◆ **The exercise**
Reproduce the entries below word for word, from the first line through the line containing "left-dot-guinea-bissau (112, 473, 122, 483)", with both ends included.

— start of Data provided —

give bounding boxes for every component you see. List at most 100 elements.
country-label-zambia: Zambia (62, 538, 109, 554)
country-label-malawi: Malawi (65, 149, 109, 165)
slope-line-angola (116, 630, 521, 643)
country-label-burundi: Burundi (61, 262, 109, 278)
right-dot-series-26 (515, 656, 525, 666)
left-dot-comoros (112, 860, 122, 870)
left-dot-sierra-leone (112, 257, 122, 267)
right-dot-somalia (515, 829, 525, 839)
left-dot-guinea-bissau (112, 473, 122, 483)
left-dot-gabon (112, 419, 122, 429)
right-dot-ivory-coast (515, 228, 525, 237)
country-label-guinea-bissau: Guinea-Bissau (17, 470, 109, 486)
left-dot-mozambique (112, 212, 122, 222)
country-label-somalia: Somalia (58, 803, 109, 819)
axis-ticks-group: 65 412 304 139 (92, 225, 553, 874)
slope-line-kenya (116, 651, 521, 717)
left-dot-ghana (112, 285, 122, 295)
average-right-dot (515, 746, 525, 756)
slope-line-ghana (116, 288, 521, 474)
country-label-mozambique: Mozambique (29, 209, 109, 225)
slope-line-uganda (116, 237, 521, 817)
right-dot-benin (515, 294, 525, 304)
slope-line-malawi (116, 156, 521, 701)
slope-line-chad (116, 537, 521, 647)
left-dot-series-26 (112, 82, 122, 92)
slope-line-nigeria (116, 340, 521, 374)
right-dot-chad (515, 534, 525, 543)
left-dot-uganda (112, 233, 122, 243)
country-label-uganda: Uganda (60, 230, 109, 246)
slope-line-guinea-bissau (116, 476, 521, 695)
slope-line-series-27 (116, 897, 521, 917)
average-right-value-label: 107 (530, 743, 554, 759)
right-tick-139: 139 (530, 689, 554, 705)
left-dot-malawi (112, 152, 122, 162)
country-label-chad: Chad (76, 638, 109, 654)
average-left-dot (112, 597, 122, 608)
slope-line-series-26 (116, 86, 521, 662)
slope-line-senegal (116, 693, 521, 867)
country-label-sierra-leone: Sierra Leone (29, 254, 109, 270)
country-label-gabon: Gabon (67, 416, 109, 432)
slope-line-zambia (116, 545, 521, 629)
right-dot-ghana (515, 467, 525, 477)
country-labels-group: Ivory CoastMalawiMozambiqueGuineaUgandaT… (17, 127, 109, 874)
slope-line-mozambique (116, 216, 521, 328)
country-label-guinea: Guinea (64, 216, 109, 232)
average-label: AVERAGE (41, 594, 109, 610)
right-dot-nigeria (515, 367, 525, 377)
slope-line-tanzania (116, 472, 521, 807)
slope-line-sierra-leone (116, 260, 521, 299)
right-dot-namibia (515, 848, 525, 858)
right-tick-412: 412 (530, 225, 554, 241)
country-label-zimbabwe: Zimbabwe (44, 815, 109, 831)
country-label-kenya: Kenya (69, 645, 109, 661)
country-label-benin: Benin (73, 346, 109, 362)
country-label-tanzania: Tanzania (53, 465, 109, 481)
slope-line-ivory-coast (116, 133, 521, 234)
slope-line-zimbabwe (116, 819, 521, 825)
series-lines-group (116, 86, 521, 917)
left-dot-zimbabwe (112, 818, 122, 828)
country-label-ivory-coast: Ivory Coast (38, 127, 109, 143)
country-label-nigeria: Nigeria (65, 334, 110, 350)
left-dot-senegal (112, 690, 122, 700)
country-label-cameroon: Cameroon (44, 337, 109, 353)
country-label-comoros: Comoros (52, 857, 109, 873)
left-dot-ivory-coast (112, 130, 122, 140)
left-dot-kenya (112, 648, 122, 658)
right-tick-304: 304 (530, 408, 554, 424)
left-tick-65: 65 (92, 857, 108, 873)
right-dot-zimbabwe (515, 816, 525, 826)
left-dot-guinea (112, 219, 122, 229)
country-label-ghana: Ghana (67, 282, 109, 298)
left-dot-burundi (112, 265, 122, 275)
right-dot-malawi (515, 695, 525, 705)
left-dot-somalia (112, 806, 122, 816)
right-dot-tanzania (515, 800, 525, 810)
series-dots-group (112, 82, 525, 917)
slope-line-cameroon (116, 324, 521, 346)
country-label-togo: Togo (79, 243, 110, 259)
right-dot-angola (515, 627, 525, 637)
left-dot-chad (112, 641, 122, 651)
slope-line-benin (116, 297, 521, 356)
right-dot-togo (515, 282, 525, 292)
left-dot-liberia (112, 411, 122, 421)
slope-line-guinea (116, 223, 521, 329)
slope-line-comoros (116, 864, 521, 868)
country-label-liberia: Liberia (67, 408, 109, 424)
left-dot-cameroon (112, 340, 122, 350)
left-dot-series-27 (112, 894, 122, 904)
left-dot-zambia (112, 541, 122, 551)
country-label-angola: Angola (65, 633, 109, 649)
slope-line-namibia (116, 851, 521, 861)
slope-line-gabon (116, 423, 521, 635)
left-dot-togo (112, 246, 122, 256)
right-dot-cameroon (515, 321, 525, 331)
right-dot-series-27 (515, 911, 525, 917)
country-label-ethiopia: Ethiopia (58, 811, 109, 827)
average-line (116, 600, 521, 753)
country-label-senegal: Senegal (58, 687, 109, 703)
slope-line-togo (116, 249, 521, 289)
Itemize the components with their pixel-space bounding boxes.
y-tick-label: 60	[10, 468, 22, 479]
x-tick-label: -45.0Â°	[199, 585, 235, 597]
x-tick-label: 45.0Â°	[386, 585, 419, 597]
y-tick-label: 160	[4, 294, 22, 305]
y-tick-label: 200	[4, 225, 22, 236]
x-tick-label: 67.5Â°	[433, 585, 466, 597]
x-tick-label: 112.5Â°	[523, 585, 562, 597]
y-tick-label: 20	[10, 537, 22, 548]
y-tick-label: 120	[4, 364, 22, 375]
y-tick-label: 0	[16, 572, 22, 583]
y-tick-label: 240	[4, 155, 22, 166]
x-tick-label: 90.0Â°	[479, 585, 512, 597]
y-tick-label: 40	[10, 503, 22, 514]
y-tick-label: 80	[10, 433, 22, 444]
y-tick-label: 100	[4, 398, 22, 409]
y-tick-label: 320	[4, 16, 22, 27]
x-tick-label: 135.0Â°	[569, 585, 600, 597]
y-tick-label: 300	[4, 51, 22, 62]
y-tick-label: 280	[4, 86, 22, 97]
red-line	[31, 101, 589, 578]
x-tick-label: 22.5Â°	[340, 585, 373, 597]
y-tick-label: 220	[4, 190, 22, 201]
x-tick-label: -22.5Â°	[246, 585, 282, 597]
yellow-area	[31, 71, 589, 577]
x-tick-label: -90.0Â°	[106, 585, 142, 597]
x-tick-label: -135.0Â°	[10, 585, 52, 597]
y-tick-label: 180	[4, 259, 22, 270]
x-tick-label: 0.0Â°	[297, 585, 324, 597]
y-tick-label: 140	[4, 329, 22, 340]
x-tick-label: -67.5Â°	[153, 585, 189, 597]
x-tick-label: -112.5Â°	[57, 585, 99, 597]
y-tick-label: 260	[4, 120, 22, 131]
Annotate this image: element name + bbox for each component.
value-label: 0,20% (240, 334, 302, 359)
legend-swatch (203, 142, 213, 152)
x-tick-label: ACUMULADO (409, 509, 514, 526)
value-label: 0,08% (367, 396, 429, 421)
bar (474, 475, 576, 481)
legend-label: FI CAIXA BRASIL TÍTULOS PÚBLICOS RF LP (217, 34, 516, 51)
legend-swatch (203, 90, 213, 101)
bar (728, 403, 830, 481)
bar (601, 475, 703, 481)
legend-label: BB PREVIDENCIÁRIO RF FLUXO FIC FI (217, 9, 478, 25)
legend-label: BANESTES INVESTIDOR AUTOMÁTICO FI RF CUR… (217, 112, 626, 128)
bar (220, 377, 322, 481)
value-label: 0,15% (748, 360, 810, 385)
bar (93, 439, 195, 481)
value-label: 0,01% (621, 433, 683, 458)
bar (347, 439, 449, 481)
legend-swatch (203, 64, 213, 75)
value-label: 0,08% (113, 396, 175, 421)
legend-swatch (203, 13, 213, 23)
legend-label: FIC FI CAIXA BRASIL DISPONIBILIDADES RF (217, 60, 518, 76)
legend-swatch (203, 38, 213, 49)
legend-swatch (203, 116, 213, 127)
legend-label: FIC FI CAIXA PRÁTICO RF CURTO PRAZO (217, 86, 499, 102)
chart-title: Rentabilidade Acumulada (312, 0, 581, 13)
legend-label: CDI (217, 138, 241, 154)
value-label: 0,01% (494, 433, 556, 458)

— end of Data provided —

◆ **Answer to this exercise**
give bounding boxes for every component you see. List at most 100 elements.
country-label-zambia: Zambia (62, 538, 109, 554)
country-label-malawi: Malawi (65, 149, 109, 165)
slope-line-angola (116, 630, 521, 643)
country-label-burundi: Burundi (61, 262, 109, 278)
right-dot-series-26 (515, 656, 525, 666)
left-dot-comoros (112, 860, 122, 870)
left-dot-sierra-leone (112, 257, 122, 267)
right-dot-somalia (515, 829, 525, 839)
left-dot-guinea-bissau (112, 473, 122, 483)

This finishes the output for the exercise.